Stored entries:
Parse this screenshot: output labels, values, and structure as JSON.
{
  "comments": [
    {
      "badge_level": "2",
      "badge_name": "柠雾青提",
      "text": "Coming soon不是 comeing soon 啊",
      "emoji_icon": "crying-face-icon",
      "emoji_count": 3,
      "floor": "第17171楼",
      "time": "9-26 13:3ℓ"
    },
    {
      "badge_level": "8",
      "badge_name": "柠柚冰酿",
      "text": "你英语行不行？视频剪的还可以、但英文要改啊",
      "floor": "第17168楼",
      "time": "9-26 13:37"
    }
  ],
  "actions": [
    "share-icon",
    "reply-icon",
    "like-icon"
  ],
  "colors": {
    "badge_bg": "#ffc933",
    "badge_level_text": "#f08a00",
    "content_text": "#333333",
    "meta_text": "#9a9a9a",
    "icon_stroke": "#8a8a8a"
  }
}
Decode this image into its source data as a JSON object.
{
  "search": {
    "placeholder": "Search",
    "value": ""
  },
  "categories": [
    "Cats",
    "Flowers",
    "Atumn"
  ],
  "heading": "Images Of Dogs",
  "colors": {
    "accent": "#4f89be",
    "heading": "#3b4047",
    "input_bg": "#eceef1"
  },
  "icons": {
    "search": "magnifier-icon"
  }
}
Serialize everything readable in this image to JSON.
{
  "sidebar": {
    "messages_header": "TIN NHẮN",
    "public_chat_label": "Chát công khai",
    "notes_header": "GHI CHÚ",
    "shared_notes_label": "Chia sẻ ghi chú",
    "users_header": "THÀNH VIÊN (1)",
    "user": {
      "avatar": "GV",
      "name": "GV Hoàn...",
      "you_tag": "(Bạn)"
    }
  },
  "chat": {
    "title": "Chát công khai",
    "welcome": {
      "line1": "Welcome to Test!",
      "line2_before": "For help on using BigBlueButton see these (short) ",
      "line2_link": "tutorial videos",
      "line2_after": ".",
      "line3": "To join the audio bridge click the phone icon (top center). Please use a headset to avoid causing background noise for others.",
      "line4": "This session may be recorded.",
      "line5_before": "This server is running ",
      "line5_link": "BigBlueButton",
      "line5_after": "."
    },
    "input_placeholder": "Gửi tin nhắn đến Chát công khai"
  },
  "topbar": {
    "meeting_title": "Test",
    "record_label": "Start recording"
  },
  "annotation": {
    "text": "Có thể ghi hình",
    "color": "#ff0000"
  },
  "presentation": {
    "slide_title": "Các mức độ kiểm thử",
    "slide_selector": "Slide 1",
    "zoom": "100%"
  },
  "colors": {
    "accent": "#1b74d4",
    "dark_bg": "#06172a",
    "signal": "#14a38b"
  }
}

REQUIRED WORK: Identify all lines where the word "Test" shows up. Copy them.

FULL SOLUTION:
      "line1": "Welcome to Test!",
    "meeting_title": "Test",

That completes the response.